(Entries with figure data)
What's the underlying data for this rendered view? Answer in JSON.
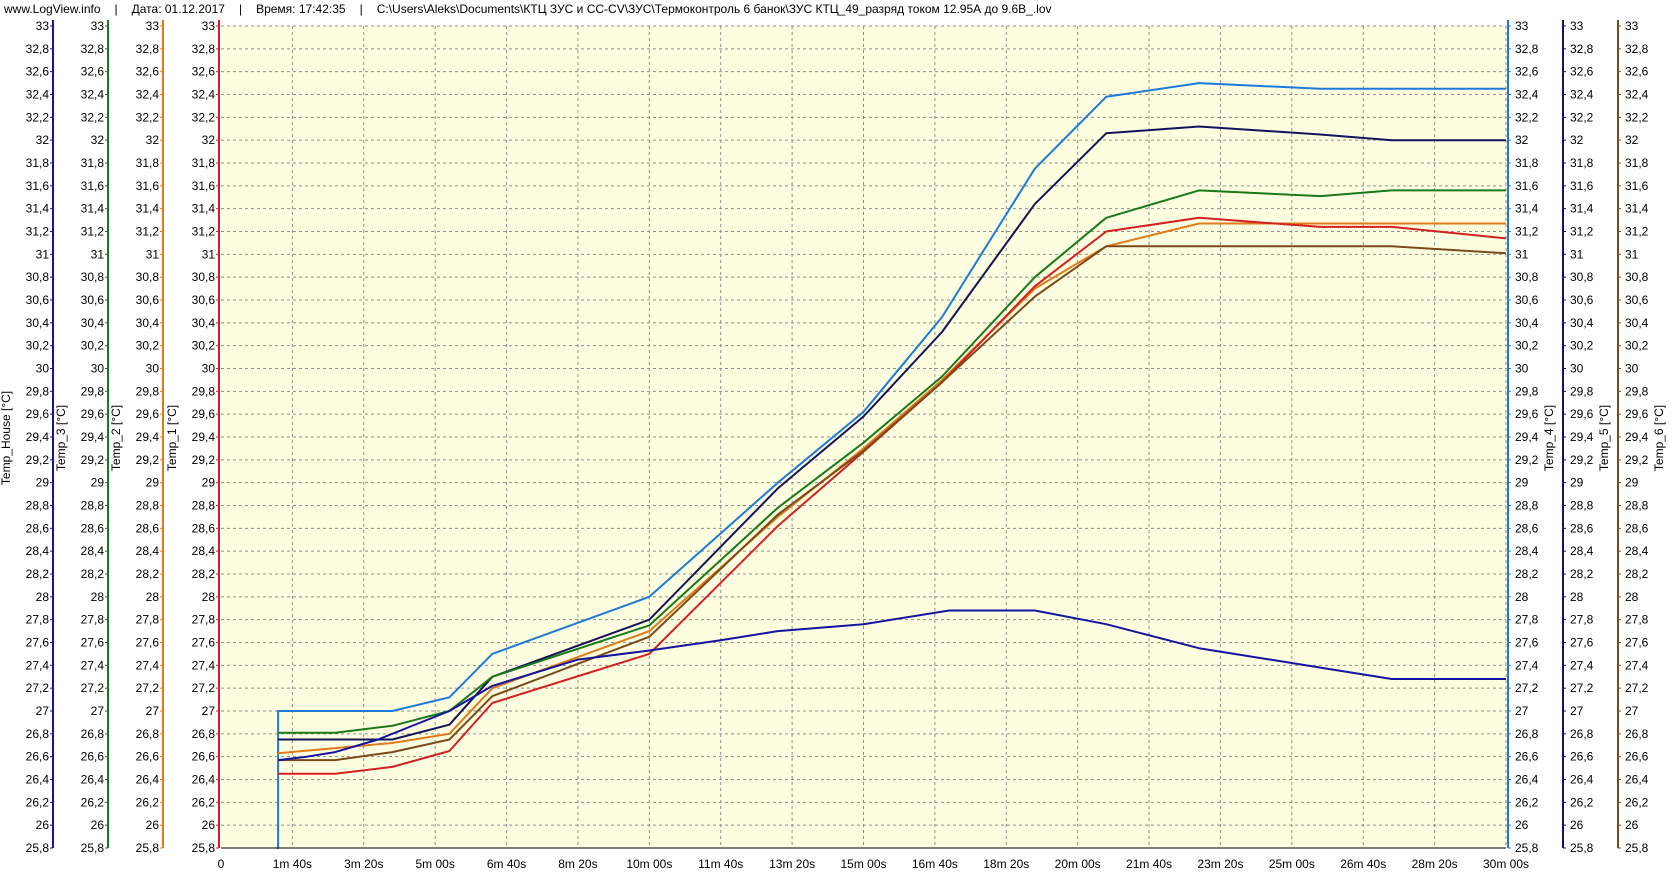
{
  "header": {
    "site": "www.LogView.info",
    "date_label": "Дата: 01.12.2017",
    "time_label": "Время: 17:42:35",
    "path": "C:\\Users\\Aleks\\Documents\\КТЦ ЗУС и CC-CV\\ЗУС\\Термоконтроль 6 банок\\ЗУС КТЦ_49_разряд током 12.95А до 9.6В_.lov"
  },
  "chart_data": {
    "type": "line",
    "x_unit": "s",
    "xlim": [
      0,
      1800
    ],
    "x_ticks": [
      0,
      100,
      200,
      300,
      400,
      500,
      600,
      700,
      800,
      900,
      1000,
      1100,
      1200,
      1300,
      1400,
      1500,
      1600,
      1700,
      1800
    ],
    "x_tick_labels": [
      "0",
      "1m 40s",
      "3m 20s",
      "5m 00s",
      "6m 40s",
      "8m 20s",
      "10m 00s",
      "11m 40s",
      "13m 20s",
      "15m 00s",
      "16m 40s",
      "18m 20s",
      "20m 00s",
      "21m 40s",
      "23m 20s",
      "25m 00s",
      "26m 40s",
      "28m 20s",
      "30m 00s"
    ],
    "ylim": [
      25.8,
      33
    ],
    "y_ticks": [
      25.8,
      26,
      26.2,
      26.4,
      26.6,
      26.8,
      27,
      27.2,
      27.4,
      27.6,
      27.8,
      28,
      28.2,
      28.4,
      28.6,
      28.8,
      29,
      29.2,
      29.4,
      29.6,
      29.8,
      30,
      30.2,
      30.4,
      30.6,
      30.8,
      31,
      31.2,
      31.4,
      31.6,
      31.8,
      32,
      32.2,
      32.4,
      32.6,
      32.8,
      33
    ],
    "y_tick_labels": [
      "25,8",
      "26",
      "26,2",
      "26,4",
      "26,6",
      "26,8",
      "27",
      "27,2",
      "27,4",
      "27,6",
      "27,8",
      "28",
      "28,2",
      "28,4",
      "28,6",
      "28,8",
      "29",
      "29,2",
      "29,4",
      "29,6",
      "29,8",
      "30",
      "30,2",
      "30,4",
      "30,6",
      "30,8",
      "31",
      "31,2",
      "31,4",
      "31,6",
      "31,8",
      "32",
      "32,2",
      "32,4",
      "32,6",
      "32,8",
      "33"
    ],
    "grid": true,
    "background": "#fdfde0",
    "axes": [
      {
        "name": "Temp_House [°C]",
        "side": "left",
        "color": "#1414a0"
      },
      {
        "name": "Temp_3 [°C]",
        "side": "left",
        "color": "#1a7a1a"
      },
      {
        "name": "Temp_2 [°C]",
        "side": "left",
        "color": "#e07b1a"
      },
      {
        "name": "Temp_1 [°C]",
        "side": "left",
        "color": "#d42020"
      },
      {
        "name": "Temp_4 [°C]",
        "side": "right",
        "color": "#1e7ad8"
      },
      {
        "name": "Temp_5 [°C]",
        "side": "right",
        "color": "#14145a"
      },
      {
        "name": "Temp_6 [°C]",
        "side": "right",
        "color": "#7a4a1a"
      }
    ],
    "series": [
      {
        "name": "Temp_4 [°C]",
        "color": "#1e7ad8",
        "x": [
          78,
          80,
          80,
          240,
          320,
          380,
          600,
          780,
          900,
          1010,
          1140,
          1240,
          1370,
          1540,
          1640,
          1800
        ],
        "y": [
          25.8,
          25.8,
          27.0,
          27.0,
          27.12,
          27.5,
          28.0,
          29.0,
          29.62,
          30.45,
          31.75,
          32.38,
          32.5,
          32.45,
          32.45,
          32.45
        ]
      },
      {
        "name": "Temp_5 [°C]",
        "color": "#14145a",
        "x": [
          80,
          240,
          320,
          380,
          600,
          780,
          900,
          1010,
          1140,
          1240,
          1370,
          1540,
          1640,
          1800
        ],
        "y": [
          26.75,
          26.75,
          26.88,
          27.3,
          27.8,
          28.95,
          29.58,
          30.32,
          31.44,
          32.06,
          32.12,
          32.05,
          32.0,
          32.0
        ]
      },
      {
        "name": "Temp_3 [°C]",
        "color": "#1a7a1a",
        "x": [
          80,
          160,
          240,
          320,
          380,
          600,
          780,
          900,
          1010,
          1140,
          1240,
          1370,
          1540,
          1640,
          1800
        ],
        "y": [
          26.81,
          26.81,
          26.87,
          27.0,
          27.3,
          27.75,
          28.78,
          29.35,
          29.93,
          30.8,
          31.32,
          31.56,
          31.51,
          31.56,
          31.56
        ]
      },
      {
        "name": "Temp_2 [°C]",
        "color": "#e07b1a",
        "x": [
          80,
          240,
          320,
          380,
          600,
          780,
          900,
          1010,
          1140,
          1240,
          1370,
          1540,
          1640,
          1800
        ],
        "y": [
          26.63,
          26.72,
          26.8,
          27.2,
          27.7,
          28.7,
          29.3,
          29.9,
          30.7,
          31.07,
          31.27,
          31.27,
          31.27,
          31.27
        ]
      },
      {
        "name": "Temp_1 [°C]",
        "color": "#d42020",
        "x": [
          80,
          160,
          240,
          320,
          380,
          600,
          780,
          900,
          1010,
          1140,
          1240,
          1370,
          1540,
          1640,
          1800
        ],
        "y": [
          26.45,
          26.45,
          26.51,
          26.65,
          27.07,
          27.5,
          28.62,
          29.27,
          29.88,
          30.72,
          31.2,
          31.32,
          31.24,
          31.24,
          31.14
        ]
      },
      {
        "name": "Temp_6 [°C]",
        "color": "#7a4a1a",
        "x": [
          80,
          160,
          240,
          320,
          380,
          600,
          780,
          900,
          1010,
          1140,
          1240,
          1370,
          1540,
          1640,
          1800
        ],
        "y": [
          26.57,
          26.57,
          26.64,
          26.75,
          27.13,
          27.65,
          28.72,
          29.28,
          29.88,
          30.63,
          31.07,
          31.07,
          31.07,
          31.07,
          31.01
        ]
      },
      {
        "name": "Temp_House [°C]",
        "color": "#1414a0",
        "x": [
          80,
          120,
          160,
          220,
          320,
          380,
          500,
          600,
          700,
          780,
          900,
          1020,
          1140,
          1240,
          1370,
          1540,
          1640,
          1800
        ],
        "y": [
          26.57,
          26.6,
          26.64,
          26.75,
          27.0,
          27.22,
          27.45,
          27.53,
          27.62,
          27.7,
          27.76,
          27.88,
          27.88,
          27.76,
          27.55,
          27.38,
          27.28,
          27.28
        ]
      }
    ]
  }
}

STATED PROBLEM: Go back to the records above and write them out exactly, without the pictures.

ANSWER FOR THIS EXERCISE:
What's the underlying data for this rendered view? Answer in JSON.
{
  "header": {
    "site": "www.LogView.info",
    "date_label": "Дата: 01.12.2017",
    "time_label": "Время: 17:42:35",
    "path": "C:\\Users\\Aleks\\Documents\\КТЦ ЗУС и CC-CV\\ЗУС\\Термоконтроль 6 банок\\ЗУС КТЦ_49_разряд током 12.95А до 9.6В_.lov"
  },
  "chart_data": {
    "type": "line",
    "x_unit": "s",
    "xlim": [
      0,
      1800
    ],
    "x_ticks": [
      0,
      100,
      200,
      300,
      400,
      500,
      600,
      700,
      800,
      900,
      1000,
      1100,
      1200,
      1300,
      1400,
      1500,
      1600,
      1700,
      1800
    ],
    "x_tick_labels": [
      "0",
      "1m 40s",
      "3m 20s",
      "5m 00s",
      "6m 40s",
      "8m 20s",
      "10m 00s",
      "11m 40s",
      "13m 20s",
      "15m 00s",
      "16m 40s",
      "18m 20s",
      "20m 00s",
      "21m 40s",
      "23m 20s",
      "25m 00s",
      "26m 40s",
      "28m 20s",
      "30m 00s"
    ],
    "ylim": [
      25.8,
      33
    ],
    "y_ticks": [
      25.8,
      26,
      26.2,
      26.4,
      26.6,
      26.8,
      27,
      27.2,
      27.4,
      27.6,
      27.8,
      28,
      28.2,
      28.4,
      28.6,
      28.8,
      29,
      29.2,
      29.4,
      29.6,
      29.8,
      30,
      30.2,
      30.4,
      30.6,
      30.8,
      31,
      31.2,
      31.4,
      31.6,
      31.8,
      32,
      32.2,
      32.4,
      32.6,
      32.8,
      33
    ],
    "y_tick_labels": [
      "25,8",
      "26",
      "26,2",
      "26,4",
      "26,6",
      "26,8",
      "27",
      "27,2",
      "27,4",
      "27,6",
      "27,8",
      "28",
      "28,2",
      "28,4",
      "28,6",
      "28,8",
      "29",
      "29,2",
      "29,4",
      "29,6",
      "29,8",
      "30",
      "30,2",
      "30,4",
      "30,6",
      "30,8",
      "31",
      "31,2",
      "31,4",
      "31,6",
      "31,8",
      "32",
      "32,2",
      "32,4",
      "32,6",
      "32,8",
      "33"
    ],
    "grid": true,
    "background": "#fdfde0",
    "axes": [
      {
        "name": "Temp_House [°C]",
        "side": "left",
        "color": "#1414a0"
      },
      {
        "name": "Temp_3 [°C]",
        "side": "left",
        "color": "#1a7a1a"
      },
      {
        "name": "Temp_2 [°C]",
        "side": "left",
        "color": "#e07b1a"
      },
      {
        "name": "Temp_1 [°C]",
        "side": "left",
        "color": "#d42020"
      },
      {
        "name": "Temp_4 [°C]",
        "side": "right",
        "color": "#1e7ad8"
      },
      {
        "name": "Temp_5 [°C]",
        "side": "right",
        "color": "#14145a"
      },
      {
        "name": "Temp_6 [°C]",
        "side": "right",
        "color": "#7a4a1a"
      }
    ],
    "series": [
      {
        "name": "Temp_4 [°C]",
        "color": "#1e7ad8",
        "x": [
          78,
          80,
          80,
          240,
          320,
          380,
          600,
          780,
          900,
          1010,
          1140,
          1240,
          1370,
          1540,
          1640,
          1800
        ],
        "y": [
          25.8,
          25.8,
          27.0,
          27.0,
          27.12,
          27.5,
          28.0,
          29.0,
          29.62,
          30.45,
          31.75,
          32.38,
          32.5,
          32.45,
          32.45,
          32.45
        ]
      },
      {
        "name": "Temp_5 [°C]",
        "color": "#14145a",
        "x": [
          80,
          240,
          320,
          380,
          600,
          780,
          900,
          1010,
          1140,
          1240,
          1370,
          1540,
          1640,
          1800
        ],
        "y": [
          26.75,
          26.75,
          26.88,
          27.3,
          27.8,
          28.95,
          29.58,
          30.32,
          31.44,
          32.06,
          32.12,
          32.05,
          32.0,
          32.0
        ]
      },
      {
        "name": "Temp_3 [°C]",
        "color": "#1a7a1a",
        "x": [
          80,
          160,
          240,
          320,
          380,
          600,
          780,
          900,
          1010,
          1140,
          1240,
          1370,
          1540,
          1640,
          1800
        ],
        "y": [
          26.81,
          26.81,
          26.87,
          27.0,
          27.3,
          27.75,
          28.78,
          29.35,
          29.93,
          30.8,
          31.32,
          31.56,
          31.51,
          31.56,
          31.56
        ]
      },
      {
        "name": "Temp_2 [°C]",
        "color": "#e07b1a",
        "x": [
          80,
          240,
          320,
          380,
          600,
          780,
          900,
          1010,
          1140,
          1240,
          1370,
          1540,
          1640,
          1800
        ],
        "y": [
          26.63,
          26.72,
          26.8,
          27.2,
          27.7,
          28.7,
          29.3,
          29.9,
          30.7,
          31.07,
          31.27,
          31.27,
          31.27,
          31.27
        ]
      },
      {
        "name": "Temp_1 [°C]",
        "color": "#d42020",
        "x": [
          80,
          160,
          240,
          320,
          380,
          600,
          780,
          900,
          1010,
          1140,
          1240,
          1370,
          1540,
          1640,
          1800
        ],
        "y": [
          26.45,
          26.45,
          26.51,
          26.65,
          27.07,
          27.5,
          28.62,
          29.27,
          29.88,
          30.72,
          31.2,
          31.32,
          31.24,
          31.24,
          31.14
        ]
      },
      {
        "name": "Temp_6 [°C]",
        "color": "#7a4a1a",
        "x": [
          80,
          160,
          240,
          320,
          380,
          600,
          780,
          900,
          1010,
          1140,
          1240,
          1370,
          1540,
          1640,
          1800
        ],
        "y": [
          26.57,
          26.57,
          26.64,
          26.75,
          27.13,
          27.65,
          28.72,
          29.28,
          29.88,
          30.63,
          31.07,
          31.07,
          31.07,
          31.07,
          31.01
        ]
      },
      {
        "name": "Temp_House [°C]",
        "color": "#1414a0",
        "x": [
          80,
          120,
          160,
          220,
          320,
          380,
          500,
          600,
          700,
          780,
          900,
          1020,
          1140,
          1240,
          1370,
          1540,
          1640,
          1800
        ],
        "y": [
          26.57,
          26.6,
          26.64,
          26.75,
          27.0,
          27.22,
          27.45,
          27.53,
          27.62,
          27.7,
          27.76,
          27.88,
          27.88,
          27.76,
          27.55,
          27.38,
          27.28,
          27.28
        ]
      }
    ]
  }
}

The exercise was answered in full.